# [REQUIRED WORK]
Only lines with the word "месяцев" are needed; collect each of them from the listing below.

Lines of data

▬▬▬▬▬▬▬▬▬▬

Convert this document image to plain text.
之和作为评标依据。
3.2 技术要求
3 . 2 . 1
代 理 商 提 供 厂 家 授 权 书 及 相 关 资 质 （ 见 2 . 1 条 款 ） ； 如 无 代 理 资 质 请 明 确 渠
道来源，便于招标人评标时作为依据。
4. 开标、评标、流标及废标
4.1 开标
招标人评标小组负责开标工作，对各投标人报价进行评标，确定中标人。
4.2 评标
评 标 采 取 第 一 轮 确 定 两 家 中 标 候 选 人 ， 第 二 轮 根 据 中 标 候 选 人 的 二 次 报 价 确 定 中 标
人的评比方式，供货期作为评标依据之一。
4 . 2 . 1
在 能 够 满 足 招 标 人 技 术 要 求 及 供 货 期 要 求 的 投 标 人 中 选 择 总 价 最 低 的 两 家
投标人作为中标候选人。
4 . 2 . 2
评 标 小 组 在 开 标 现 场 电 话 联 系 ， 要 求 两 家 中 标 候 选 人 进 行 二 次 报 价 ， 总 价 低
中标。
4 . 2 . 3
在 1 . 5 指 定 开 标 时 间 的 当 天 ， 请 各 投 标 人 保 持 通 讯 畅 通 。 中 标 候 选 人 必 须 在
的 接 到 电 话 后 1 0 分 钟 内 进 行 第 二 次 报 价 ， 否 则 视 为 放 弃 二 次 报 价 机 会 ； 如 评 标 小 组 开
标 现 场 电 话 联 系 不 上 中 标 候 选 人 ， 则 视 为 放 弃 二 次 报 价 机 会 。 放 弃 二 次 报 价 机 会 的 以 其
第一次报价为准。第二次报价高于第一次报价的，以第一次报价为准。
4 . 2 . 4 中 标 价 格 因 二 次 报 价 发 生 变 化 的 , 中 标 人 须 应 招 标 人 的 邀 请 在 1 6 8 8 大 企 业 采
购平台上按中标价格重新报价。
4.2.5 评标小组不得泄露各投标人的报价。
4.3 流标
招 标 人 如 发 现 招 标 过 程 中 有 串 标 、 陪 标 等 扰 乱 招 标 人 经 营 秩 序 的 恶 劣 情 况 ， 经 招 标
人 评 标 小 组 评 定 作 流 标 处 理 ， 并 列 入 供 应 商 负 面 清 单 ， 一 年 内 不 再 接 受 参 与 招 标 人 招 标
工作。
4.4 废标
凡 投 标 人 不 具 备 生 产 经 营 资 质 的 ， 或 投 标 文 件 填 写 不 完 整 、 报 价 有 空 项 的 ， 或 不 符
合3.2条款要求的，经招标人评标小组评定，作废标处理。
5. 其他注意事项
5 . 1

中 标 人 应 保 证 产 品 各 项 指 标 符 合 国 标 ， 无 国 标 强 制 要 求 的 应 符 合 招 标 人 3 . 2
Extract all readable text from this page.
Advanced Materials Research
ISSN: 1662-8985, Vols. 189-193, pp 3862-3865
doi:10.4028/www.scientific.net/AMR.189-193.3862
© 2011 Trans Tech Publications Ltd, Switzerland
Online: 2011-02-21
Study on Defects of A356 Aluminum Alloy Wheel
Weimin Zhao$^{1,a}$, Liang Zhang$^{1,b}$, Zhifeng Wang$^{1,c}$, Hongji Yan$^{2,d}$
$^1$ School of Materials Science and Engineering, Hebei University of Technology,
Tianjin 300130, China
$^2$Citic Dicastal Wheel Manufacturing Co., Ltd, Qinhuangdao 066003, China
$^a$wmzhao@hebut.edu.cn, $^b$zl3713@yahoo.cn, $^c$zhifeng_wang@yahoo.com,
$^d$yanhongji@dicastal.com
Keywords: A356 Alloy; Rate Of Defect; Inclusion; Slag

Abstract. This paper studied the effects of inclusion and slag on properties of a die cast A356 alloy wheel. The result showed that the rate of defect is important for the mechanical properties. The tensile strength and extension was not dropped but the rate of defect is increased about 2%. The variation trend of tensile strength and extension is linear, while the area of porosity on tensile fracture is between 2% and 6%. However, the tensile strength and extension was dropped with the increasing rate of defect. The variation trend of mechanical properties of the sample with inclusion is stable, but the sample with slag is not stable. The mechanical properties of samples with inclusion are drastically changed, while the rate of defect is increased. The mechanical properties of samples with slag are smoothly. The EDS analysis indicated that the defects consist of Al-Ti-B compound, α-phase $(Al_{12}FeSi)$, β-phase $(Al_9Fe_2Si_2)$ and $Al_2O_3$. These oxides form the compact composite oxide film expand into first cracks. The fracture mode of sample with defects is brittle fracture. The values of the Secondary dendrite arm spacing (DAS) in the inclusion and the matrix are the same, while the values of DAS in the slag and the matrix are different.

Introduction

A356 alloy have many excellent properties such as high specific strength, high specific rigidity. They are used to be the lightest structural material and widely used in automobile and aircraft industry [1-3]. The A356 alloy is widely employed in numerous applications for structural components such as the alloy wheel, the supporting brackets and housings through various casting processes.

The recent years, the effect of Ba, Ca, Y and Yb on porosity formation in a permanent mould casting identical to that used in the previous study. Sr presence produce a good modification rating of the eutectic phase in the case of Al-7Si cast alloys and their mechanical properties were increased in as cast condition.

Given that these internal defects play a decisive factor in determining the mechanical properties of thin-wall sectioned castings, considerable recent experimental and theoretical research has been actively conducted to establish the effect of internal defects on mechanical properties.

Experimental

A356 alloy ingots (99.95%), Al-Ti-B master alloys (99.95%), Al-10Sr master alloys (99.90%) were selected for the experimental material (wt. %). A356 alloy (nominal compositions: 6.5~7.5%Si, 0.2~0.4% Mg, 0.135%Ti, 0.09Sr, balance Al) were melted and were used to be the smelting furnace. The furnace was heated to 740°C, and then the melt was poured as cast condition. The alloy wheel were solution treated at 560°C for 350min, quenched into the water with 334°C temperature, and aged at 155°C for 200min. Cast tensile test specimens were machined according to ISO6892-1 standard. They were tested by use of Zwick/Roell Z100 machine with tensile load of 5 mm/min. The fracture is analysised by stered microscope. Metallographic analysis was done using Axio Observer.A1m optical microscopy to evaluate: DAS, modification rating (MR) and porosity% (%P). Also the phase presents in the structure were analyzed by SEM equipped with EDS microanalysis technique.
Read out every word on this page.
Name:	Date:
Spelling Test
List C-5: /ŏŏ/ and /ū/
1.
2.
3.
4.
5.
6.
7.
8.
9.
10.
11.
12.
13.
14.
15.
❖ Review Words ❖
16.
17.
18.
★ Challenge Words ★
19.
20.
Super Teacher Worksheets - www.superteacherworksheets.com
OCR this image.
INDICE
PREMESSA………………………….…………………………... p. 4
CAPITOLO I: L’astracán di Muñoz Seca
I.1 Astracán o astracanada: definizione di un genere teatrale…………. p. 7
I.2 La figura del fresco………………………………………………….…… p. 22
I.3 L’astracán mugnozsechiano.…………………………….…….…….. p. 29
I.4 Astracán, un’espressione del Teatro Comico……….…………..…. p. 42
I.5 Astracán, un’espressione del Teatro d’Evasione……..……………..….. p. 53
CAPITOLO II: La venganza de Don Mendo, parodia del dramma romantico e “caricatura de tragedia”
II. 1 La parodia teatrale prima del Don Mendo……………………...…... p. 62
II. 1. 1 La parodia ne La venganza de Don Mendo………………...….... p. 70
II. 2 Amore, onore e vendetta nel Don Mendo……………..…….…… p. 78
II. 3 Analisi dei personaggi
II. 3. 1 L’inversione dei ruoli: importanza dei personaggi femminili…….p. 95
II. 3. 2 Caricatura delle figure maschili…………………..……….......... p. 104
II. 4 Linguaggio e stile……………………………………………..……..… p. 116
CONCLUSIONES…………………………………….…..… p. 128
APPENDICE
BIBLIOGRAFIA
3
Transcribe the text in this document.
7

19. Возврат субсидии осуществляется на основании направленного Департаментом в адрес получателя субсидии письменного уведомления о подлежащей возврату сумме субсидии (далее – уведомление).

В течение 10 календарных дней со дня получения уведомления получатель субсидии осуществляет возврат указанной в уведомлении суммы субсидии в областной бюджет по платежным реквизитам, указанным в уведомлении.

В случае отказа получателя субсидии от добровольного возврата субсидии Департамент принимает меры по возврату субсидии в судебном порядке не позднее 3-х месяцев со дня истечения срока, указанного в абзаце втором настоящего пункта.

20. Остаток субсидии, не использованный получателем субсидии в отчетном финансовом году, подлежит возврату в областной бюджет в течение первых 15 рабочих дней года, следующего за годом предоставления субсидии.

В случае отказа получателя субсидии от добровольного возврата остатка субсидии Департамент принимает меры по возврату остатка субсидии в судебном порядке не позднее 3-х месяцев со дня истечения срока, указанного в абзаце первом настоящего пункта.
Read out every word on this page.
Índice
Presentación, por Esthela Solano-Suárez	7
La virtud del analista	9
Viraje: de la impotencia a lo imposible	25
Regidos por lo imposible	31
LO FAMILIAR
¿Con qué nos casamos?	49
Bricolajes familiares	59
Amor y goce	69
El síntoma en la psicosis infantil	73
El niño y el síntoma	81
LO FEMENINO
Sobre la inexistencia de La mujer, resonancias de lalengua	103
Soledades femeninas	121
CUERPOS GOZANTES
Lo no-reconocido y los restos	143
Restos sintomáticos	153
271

▬▬▬▬▬▬▬▬▬▬

# [CORRECT RESULT]
В случае отказа получателя субсидии от добровольного возврата субсидии Департамент принимает меры по возврату субсидии в судебном порядке не позднее 3-х месяцев со дня истечения срока, указанного в абзаце втором настоящего пункта.
В случае отказа получателя субсидии от добровольного возврата остатка субсидии Департамент принимает меры по возврату остатка субсидии в судебном порядке не позднее 3-х месяцев со дня истечения срока, указанного в абзаце первом настоящего пункта.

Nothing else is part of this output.